TASK GOAL — Retype the material in full, keeping every word the same.

··· INFORMATION SUPPLIED

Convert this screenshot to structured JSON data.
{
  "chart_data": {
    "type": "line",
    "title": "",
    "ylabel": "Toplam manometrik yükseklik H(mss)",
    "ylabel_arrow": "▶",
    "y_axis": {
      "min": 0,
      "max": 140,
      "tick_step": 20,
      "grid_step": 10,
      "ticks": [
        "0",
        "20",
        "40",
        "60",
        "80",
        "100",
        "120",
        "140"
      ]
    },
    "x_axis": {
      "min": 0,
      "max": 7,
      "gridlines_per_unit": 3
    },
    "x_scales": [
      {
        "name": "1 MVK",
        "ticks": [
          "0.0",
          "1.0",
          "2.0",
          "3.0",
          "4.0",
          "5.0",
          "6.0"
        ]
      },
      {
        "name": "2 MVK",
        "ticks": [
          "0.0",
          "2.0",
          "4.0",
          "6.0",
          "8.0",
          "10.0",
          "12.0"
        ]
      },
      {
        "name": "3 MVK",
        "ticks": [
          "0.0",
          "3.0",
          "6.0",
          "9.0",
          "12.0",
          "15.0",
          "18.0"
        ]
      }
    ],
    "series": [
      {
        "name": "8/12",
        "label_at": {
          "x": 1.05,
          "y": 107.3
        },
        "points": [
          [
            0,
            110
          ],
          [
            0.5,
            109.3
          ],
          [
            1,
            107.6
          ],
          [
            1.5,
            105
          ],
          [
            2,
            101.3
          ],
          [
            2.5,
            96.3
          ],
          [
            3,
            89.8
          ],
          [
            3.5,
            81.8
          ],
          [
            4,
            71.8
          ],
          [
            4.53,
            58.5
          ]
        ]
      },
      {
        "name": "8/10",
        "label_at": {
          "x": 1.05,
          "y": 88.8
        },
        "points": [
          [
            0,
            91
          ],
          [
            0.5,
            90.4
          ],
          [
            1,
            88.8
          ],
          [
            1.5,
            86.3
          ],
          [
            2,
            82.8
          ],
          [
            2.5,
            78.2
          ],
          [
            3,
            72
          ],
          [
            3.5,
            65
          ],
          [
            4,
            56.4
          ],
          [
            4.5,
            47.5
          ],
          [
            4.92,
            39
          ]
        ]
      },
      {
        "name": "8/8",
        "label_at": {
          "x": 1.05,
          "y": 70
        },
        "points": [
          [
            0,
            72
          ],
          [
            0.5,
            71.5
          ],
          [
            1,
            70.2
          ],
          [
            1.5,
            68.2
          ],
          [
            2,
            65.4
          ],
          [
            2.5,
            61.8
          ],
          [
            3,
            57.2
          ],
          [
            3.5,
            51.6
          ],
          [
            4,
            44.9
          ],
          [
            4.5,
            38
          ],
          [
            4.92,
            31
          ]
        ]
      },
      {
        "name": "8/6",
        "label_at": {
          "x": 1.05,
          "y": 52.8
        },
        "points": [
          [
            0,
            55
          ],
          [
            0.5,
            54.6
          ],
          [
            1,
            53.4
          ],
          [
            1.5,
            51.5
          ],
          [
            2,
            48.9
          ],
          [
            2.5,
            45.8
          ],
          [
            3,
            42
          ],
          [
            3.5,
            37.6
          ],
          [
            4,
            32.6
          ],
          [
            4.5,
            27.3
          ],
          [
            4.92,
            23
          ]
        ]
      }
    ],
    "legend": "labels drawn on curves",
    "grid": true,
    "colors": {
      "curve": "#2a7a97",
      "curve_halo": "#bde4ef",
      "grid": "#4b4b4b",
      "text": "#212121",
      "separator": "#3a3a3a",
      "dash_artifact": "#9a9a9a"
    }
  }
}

······

FINISHED EXERCISE —
Convert this screenshot to structured JSON data.
{
  "chart_data": {
    "type": "line",
    "title": "",
    "ylabel": "Toplam manometrik yükseklik H(mss)",
    "ylabel_arrow": "▶",
    "y_axis": {
      "min": 0,
      "max": 140,
      "tick_step": 20,
      "grid_step": 10,
      "ticks": [
        "0",
        "20",
        "40",
        "60",
        "80",
        "100",
        "120",
        "140"
      ]
    },
    "x_axis": {
      "min": 0,
      "max": 7,
      "gridlines_per_unit": 3
    },
    "x_scales": [
      {
        "name": "1 MVK",
        "ticks": [
          "0.0",
          "1.0",
          "2.0",
          "3.0",
          "4.0",
          "5.0",
          "6.0"
        ]
      },
      {
        "name": "2 MVK",
        "ticks": [
          "0.0",
          "2.0",
          "4.0",
          "6.0",
          "8.0",
          "10.0",
          "12.0"
        ]
      },
      {
        "name": "3 MVK",
        "ticks": [
          "0.0",
          "3.0",
          "6.0",
          "9.0",
          "12.0",
          "15.0",
          "18.0"
        ]
      }
    ],
    "series": [
      {
        "name": "8/12",
        "label_at": {
          "x": 1.05,
          "y": 107.3
        },
        "points": [
          [
            0,
            110
          ],
          [
            0.5,
            109.3
          ],
          [
            1,
            107.6
          ],
          [
            1.5,
            105
          ],
          [
            2,
            101.3
          ],
          [
            2.5,
            96.3
          ],
          [
            3,
            89.8
          ],
          [
            3.5,
            81.8
          ],
          [
            4,
            71.8
          ],
          [
            4.53,
            58.5
          ]
        ]
      },
      {
        "name": "8/10",
        "label_at": {
          "x": 1.05,
          "y": 88.8
        },
        "points": [
          [
            0,
            91
          ],
          [
            0.5,
            90.4
          ],
          [
            1,
            88.8
          ],
          [
            1.5,
            86.3
          ],
          [
            2,
            82.8
          ],
          [
            2.5,
            78.2
          ],
          [
            3,
            72
          ],
          [
            3.5,
            65
          ],
          [
            4,
            56.4
          ],
          [
            4.5,
            47.5
          ],
          [
            4.92,
            39
          ]
        ]
      },
      {
        "name": "8/8",
        "label_at": {
          "x": 1.05,
          "y": 70
        },
        "points": [
          [
            0,
            72
          ],
          [
            0.5,
            71.5
          ],
          [
            1,
            70.2
          ],
          [
            1.5,
            68.2
          ],
          [
            2,
            65.4
          ],
          [
            2.5,
            61.8
          ],
          [
            3,
            57.2
          ],
          [
            3.5,
            51.6
          ],
          [
            4,
            44.9
          ],
          [
            4.5,
            38
          ],
          [
            4.92,
            31
          ]
        ]
      },
      {
        "name": "8/6",
        "label_at": {
          "x": 1.05,
          "y": 52.8
        },
        "points": [
          [
            0,
            55
          ],
          [
            0.5,
            54.6
          ],
          [
            1,
            53.4
          ],
          [
            1.5,
            51.5
          ],
          [
            2,
            48.9
          ],
          [
            2.5,
            45.8
          ],
          [
            3,
            42
          ],
          [
            3.5,
            37.6
          ],
          [
            4,
            32.6
          ],
          [
            4.5,
            27.3
          ],
          [
            4.92,
            23
          ]
        ]
      }
    ],
    "legend": "labels drawn on curves",
    "grid": true,
    "colors": {
      "curve": "#2a7a97",
      "curve_halo": "#bde4ef",
      "grid": "#4b4b4b",
      "text": "#212121",
      "separator": "#3a3a3a",
      "dash_artifact": "#9a9a9a"
    }
  }
}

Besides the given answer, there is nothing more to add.